**ABOUT THIS TASK**
Scan the entries and tally the lines that include the string "theropod". Reply with the figure alone.
● ● ●
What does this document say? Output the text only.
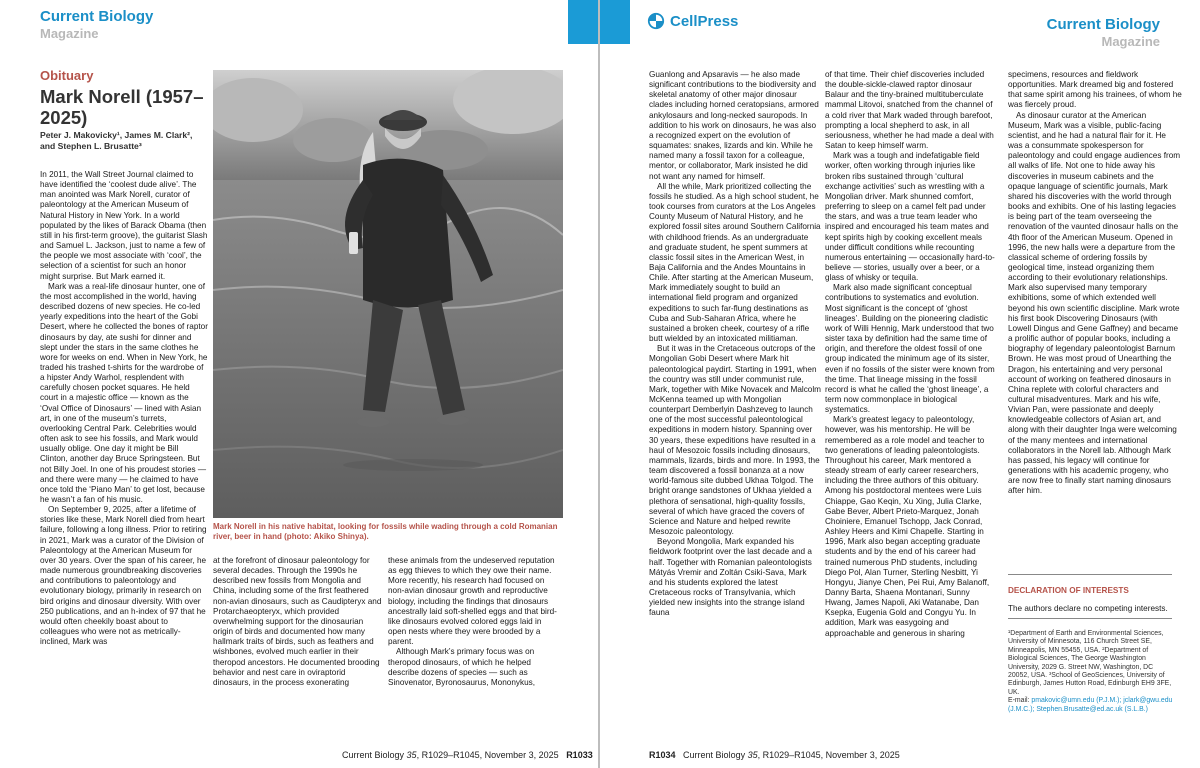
Current Biology
Magazine
Obituary
Mark Norell (1957–2025)
Peter J. Makovicky¹, James M. Clark², and Stephen L. Brusatte³

In 2011, the Wall Street Journal claimed to have identified the ‘coolest dude alive’. The man anointed was Mark Norell, curator of paleontology at the American Museum of Natural History in New York. In a world populated by the likes of Barack Obama (then still in his first-term groove), the guitarist Slash and Samuel L. Jackson, just to name a few of the people we most associate with ‘cool’, the selection of a scientist for such an honor might surprise. But Mark earned it.

Mark was a real-life dinosaur hunter, one of the most accomplished in the world, having described dozens of new species. He co-led yearly expeditions into the heart of the Gobi Desert, where he collected the bones of raptor dinosaurs by day, ate sushi for dinner and slept under the stars in the same clothes he wore for weeks on end. When in New York, he traded his trashed t-shirts for the wardrobe of a hipster Andy Warhol, resplendent with carefully chosen pocket squares. He held court in a majestic office — known as the ‘Oval Office of Dinosaurs’ — lined with Asian art, in one of the museum’s turrets, overlooking Central Park. Celebrities would often ask to see his fossils, and Mark would usually oblige. One day it might be Bill Clinton, another day Bruce Springsteen. But not Billy Joel. In one of his proudest stories — and there were many — he claimed to have once told the ‘Piano Man’ to get lost, because he wasn’t a fan of his music.

On September 9, 2025, after a lifetime of stories like these, Mark Norell died from heart failure, following a long illness. Prior to retiring in 2021, Mark was a curator of the Division of Paleontology at the American Museum for over 30 years. Over the span of his career, he made numerous groundbreaking discoveries and contributions to paleontology and evolutionary biology, primarily in research on bird origins and dinosaur diversity. With over 250 publications, and an h-index of 97 that he would often cheekily boast about to colleagues who were not as metrically-inclined, Mark was

Mark Norell in his native habitat, looking for fossils while wading through a cold Romanian river, beer in hand (photo: Akiko Shinya).

at the forefront of dinosaur paleontology for several decades. Through the 1990s he described new fossils from Mongolia and China, including some of the first feathered non-avian dinosaurs, such as Caudipteryx and Protarchaeopteryx, which provided overwhelming support for the dinosaurian origin of birds and documented how many hallmark traits of birds, such as feathers and wishbones, evolved much earlier in their theropod ancestors. He documented brooding behavior and nest care in oviraptorid dinosaurs, in the process exonerating

these animals from the undeserved reputation as egg thieves to which they owe their name. More recently, his research had focused on non-avian dinosaur growth and reproductive biology, including the findings that dinosaurs ancestrally laid soft-shelled eggs and that bird-like dinosaurs evolved colored eggs laid in open nests where they were brooded by a parent.

Although Mark’s primary focus was on theropod dinosaurs, of which he helped describe dozens of species — such as Sinovenator, Byronosaurus, Mononykus,

Current Biology 35, R1029–R1045, November 3, 2025 R1033
CellPress	Current Biology
Magazine

Guanlong and Apsaravis — he also made significant contributions to the biodiversity and skeletal anatomy of other major dinosaur clades including horned ceratopsians, armored ankylosaurs and long-necked sauropods. In addition to his work on dinosaurs, he was also a recognized expert on the evolution of squamates: snakes, lizards and kin. While he named many a fossil taxon for a colleague, mentor, or collaborator, Mark insisted he did not want any named for himself.

All the while, Mark prioritized collecting the fossils he studied. As a high school student, he took courses from curators at the Los Angeles County Museum of Natural History, and he explored fossil sites around Southern California with childhood friends. As an undergraduate and graduate student, he spent summers at classic fossil sites in the American West, in Baja California and the Andes Mountains in Chile. After starting at the American Museum, Mark immediately sought to build an international field program and organized expeditions to such far-flung destinations as Cuba and Sub-Saharan Africa, where he sustained a broken cheek, courtesy of a rifle butt wielded by an intoxicated militiaman.

But it was in the Cretaceous outcrops of the Mongolian Gobi Desert where Mark hit paleontological paydirt. Starting in 1991, when the country was still under communist rule, Mark, together with Mike Novacek and Malcolm McKenna teamed up with Mongolian counterpart Demberlyin Dashzeveg to launch one of the most successful paleontological expeditions in modern history. Spanning over 30 years, these expeditions have resulted in a haul of Mesozoic fossils including dinosaurs, mammals, lizards, birds and more. In 1993, the team discovered a fossil bonanza at a now world-famous site dubbed Ukhaa Tolgod. The bright orange sandstones of Ukhaa yielded a plethora of sensational, high-quality fossils, several of which have graced the covers of Science and Nature and helped rewrite Mesozoic paleontology.

Beyond Mongolia, Mark expanded his fieldwork footprint over the last decade and a half. Together with Romanian paleontologists Mátyás Vremir and Zoltán Csiki-Sava, Mark and his students explored the latest Cretaceous rocks of Transylvania, which yielded new insights into the strange island fauna

of that time. Their chief discoveries included the double-sickle-clawed raptor dinosaur Balaur and the tiny-brained multituberculate mammal Litovoi, snatched from the channel of a cold river that Mark waded through barefoot, prompting a local shepherd to ask, in all seriousness, whether he had made a deal with Satan to keep himself warm.

Mark was a tough and indefatigable field worker, often working through injuries like broken ribs sustained through ‘cultural exchange activities’ such as wrestling with a Mongolian driver. Mark shunned comfort, preferring to sleep on a camel felt pad under the stars, and was a true team leader who inspired and encouraged his team mates and kept spirits high by cooking excellent meals under difficult conditions while recounting numerous entertaining — occasionally hard-to-believe — stories, usually over a beer, or a glass of whisky or tequila.

Mark also made significant conceptual contributions to systematics and evolution. Most significant is the concept of ‘ghost lineages’. Building on the pioneering cladistic work of Willi Hennig, Mark understood that two sister taxa by definition had the same time of origin, and therefore the oldest fossil of one group indicated the minimum age of its sister, even if no fossils of the sister were known from the time. That lineage missing in the fossil record is what he called the ‘ghost lineage’, a term now commonplace in biological systematics.

Mark’s greatest legacy to paleontology, however, was his mentorship. He will be remembered as a role model and teacher to two generations of leading paleontologists. Throughout his career, Mark mentored a steady stream of early career researchers, including the three authors of this obituary. Among his postdoctoral mentees were Luis Chiappe, Gao Keqin, Xu Xing, Julia Clarke, Gabe Bever, Albert Prieto-Marquez, Jonah Choiniere, Emanuel Tschopp, Jack Conrad, Ashley Heers and Kimi Chapelle. Starting in 1996, Mark also began accepting graduate students and by the end of his career had trained numerous PhD students, including Diego Pol, Alan Turner, Sterling Nesbitt, Yi Hongyu, Jianye Chen, Pei Rui, Amy Balanoff, Danny Barta, Shaena Montanari, Sunny Hwang, James Napoli, Aki Watanabe, Dan Ksepka, Eugenia Gold and Congyu Yu. In addition, Mark was easygoing and approachable and generous in sharing

specimens, resources and fieldwork opportunities. Mark dreamed big and fostered that same spirit among his trainees, of whom he was fiercely proud.

As dinosaur curator at the American Museum, Mark was a visible, public-facing scientist, and he had a natural flair for it. He was a consummate spokesperson for paleontology and could engage audiences from all walks of life. Not one to hide away his discoveries in museum cabinets and the opaque language of scientific journals, Mark shared his discoveries with the world through books and exhibits. One of his lasting legacies is being part of the team overseeing the renovation of the vaunted dinosaur halls on the 4th floor of the American Museum. Opened in 1996, the new halls were a departure from the classical scheme of ordering fossils by geological time, instead organizing them according to their evolutionary relationships. Mark also supervised many temporary exhibitions, some of which extended well beyond his own scientific discipline. Mark wrote his first book Discovering Dinosaurs (with Lowell Dingus and Gene Gaffney) and became a prolific author of popular books, including a biography of legendary paleontologist Barnum Brown. He was most proud of Unearthing the Dragon, his entertaining and very personal account of working on feathered dinosaurs in China replete with colorful characters and cultural misadventures. Mark and his wife, Vivian Pan, were passionate and deeply knowledgeable collectors of Asian art, and along with their daughter Inga were welcoming of the many mentees and international collaborators in the Norell lab. Although Mark has passed, his legacy will continue for generations with his academic progeny, who are now free to finally start naming dinosaurs after him.

DECLARATION OF INTERESTS
The authors declare no competing interests.
¹Department of Earth and Environmental Sciences, University of Minnesota, 116 Church Street SE, Minneapolis, MN 55455, USA. ²Department of Biological Sciences, The George Washington University, 2029 G. Street NW, Washington, DC 20052, USA. ³School of GeoSciences, University of Edinburgh, James Hutton Road, Edinburgh EH9 3FE, UK.
E-mail: pmakovic@umn.edu (P.J.M.); jclark@gwu.edu (J.M.C.); Stephen.Brusatte@ed.ac.uk (S.L.B.)
R1034 Current Biology 35, R1029–R1045, November 3, 2025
● ● ●
**SOLUTION FOR THIS EXERCISE**
2